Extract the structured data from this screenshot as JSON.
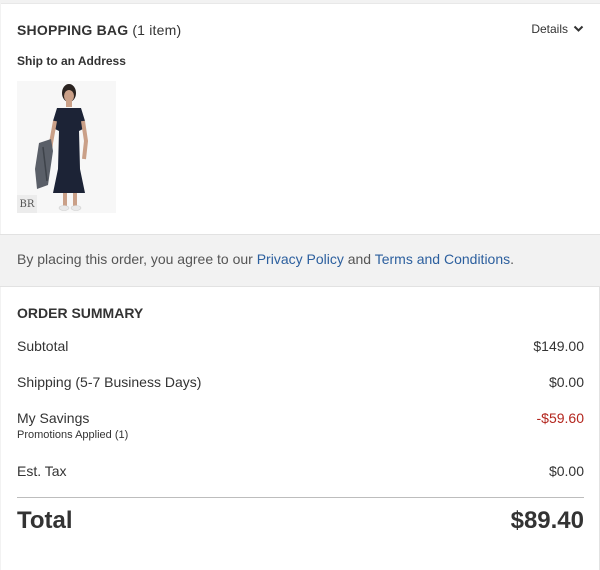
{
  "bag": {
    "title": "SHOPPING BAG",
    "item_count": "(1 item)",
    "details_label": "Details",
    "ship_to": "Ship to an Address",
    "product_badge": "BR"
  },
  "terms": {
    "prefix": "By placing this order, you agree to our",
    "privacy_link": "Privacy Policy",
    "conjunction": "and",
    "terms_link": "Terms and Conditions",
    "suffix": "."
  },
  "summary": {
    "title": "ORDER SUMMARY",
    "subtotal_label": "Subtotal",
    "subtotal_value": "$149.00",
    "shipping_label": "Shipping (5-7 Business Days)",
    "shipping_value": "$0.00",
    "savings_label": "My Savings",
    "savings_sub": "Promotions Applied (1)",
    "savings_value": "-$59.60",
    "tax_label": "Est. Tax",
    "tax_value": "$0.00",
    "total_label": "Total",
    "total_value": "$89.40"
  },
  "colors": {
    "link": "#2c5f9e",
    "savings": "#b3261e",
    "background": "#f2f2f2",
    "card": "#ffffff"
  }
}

WHAT THE EXERCISE ASKS: Scan the material above for the string "this" and report each line where you find it.

PROBLEM SOLUTION:
Extract the structured data from this screenshot as JSON.
    "prefix": "By placing this order, you agree to our",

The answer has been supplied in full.